**TASK GOAL:** Duplicate every line in the records below without any changes.

**GIVEN RECORDS:**
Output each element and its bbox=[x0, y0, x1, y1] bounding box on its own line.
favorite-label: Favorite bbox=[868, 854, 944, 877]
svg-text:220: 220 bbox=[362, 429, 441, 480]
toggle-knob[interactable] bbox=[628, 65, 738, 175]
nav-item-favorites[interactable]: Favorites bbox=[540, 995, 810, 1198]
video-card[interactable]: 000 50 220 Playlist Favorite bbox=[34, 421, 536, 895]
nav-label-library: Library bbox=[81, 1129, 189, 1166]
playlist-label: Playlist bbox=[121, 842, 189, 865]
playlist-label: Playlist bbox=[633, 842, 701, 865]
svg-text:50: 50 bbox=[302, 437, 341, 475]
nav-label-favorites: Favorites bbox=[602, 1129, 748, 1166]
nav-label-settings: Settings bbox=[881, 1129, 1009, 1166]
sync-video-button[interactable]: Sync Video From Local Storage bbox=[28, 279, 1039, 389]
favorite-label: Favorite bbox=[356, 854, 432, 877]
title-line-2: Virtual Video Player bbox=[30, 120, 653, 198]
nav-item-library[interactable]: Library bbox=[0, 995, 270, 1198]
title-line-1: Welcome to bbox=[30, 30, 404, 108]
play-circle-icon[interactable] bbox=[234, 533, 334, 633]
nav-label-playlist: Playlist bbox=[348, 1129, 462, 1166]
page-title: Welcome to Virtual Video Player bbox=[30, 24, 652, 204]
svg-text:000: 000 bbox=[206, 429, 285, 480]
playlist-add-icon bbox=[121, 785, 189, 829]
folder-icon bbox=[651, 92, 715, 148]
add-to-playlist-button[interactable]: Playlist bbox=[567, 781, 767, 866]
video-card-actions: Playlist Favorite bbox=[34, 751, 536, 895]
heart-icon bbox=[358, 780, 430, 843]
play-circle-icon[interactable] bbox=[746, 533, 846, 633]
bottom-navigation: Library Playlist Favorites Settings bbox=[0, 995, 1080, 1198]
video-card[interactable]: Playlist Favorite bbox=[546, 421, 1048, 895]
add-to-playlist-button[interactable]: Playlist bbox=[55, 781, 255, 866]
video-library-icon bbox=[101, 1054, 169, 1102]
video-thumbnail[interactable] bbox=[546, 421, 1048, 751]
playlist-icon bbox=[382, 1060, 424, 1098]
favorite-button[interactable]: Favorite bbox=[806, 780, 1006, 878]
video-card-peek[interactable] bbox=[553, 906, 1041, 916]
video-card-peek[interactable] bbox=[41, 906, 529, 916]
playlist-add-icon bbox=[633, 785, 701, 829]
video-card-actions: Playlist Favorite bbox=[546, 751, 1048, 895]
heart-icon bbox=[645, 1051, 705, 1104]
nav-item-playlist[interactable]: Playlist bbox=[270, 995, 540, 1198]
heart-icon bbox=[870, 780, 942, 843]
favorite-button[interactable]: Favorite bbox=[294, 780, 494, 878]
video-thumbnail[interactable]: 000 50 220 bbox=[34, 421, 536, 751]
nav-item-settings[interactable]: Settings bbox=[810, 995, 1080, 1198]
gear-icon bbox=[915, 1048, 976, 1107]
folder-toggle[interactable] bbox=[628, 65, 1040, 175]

**ANSWER TO THE PROBLEM:**
Output each element and its bbox=[x0, y0, x1, y1] bounding box on its own line.
favorite-label: Favorite bbox=[868, 854, 944, 877]
svg-text:220: 220 bbox=[362, 429, 441, 480]
toggle-knob[interactable] bbox=[628, 65, 738, 175]
nav-item-favorites[interactable]: Favorites bbox=[540, 995, 810, 1198]
video-card[interactable]: 000 50 220 Playlist Favorite bbox=[34, 421, 536, 895]
nav-label-library: Library bbox=[81, 1129, 189, 1166]
playlist-label: Playlist bbox=[121, 842, 189, 865]
playlist-label: Playlist bbox=[633, 842, 701, 865]
svg-text:50: 50 bbox=[302, 437, 341, 475]
nav-label-favorites: Favorites bbox=[602, 1129, 748, 1166]
nav-label-settings: Settings bbox=[881, 1129, 1009, 1166]
sync-video-button[interactable]: Sync Video From Local Storage bbox=[28, 279, 1039, 389]
favorite-label: Favorite bbox=[356, 854, 432, 877]
title-line-2: Virtual Video Player bbox=[30, 120, 653, 198]
nav-item-library[interactable]: Library bbox=[0, 995, 270, 1198]
title-line-1: Welcome to bbox=[30, 30, 404, 108]
play-circle-icon[interactable] bbox=[234, 533, 334, 633]
nav-label-playlist: Playlist bbox=[348, 1129, 462, 1166]
page-title: Welcome to Virtual Video Player bbox=[30, 24, 652, 204]
svg-text:000: 000 bbox=[206, 429, 285, 480]
playlist-add-icon bbox=[121, 785, 189, 829]
folder-icon bbox=[651, 92, 715, 148]
add-to-playlist-button[interactable]: Playlist bbox=[567, 781, 767, 866]
video-card-actions: Playlist Favorite bbox=[34, 751, 536, 895]
heart-icon bbox=[358, 780, 430, 843]
play-circle-icon[interactable] bbox=[746, 533, 846, 633]
bottom-navigation: Library Playlist Favorites Settings bbox=[0, 995, 1080, 1198]
video-card[interactable]: Playlist Favorite bbox=[546, 421, 1048, 895]
add-to-playlist-button[interactable]: Playlist bbox=[55, 781, 255, 866]
video-library-icon bbox=[101, 1054, 169, 1102]
video-thumbnail[interactable] bbox=[546, 421, 1048, 751]
playlist-icon bbox=[382, 1060, 424, 1098]
favorite-button[interactable]: Favorite bbox=[806, 780, 1006, 878]
video-card-peek[interactable] bbox=[553, 906, 1041, 916]
video-card-peek[interactable] bbox=[41, 906, 529, 916]
playlist-add-icon bbox=[633, 785, 701, 829]
video-card-actions: Playlist Favorite bbox=[546, 751, 1048, 895]
heart-icon bbox=[645, 1051, 705, 1104]
nav-item-playlist[interactable]: Playlist bbox=[270, 995, 540, 1198]
heart-icon bbox=[870, 780, 942, 843]
favorite-button[interactable]: Favorite bbox=[294, 780, 494, 878]
video-thumbnail[interactable]: 000 50 220 bbox=[34, 421, 536, 751]
nav-item-settings[interactable]: Settings bbox=[810, 995, 1080, 1198]
gear-icon bbox=[915, 1048, 976, 1107]
folder-toggle[interactable] bbox=[628, 65, 1040, 175]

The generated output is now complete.